What you should do:
For every line in the data below that contains "City", copy the line.

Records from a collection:
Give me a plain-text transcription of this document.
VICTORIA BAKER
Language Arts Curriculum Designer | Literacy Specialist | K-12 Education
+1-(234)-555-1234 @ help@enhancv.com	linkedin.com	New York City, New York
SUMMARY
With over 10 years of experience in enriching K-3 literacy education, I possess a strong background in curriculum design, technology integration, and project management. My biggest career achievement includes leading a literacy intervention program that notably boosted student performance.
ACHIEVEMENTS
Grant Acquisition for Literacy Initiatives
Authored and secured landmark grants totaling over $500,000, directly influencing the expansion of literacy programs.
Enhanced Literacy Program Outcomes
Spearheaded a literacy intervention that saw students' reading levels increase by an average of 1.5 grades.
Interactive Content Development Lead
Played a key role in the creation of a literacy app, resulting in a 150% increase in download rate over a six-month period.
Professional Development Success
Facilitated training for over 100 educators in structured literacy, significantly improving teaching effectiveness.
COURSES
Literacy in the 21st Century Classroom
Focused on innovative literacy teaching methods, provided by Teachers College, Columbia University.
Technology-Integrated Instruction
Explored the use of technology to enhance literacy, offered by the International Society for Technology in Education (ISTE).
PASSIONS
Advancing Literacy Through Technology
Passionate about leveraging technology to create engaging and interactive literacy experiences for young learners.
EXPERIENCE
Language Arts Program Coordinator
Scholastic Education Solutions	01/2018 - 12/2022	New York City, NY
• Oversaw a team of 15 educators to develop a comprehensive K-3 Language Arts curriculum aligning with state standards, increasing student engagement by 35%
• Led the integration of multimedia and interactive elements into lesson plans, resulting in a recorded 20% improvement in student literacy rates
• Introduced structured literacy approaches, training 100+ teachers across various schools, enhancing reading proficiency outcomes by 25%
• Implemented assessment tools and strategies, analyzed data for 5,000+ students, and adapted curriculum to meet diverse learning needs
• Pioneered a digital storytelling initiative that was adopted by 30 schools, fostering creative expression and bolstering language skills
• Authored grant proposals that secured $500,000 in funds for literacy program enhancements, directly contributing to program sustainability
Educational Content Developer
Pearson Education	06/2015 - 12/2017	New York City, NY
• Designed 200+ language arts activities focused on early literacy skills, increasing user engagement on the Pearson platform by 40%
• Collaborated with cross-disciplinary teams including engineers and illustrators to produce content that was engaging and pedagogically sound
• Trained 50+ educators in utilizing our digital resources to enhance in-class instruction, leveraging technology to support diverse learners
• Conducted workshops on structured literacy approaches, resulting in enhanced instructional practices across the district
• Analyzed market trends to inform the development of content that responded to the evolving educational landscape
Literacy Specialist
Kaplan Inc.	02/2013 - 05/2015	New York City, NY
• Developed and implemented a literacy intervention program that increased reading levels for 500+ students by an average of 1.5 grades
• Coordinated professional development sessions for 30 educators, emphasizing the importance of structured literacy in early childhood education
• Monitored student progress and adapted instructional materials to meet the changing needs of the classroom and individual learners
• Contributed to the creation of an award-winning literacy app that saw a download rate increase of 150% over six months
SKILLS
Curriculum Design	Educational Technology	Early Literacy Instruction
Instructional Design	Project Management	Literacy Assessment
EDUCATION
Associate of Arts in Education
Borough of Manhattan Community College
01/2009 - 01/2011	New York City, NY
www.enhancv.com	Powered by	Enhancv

Response for this exercise:
+1-(234)-555-1234 @ help@enhancv.com	linkedin.com	New York City, New York
Scholastic Education Solutions	01/2018 - 12/2022	New York City, NY
Pearson Education	06/2015 - 12/2017	New York City, NY
Kaplan Inc.	02/2013 - 05/2015	New York City, NY
01/2009 - 01/2011	New York City, NY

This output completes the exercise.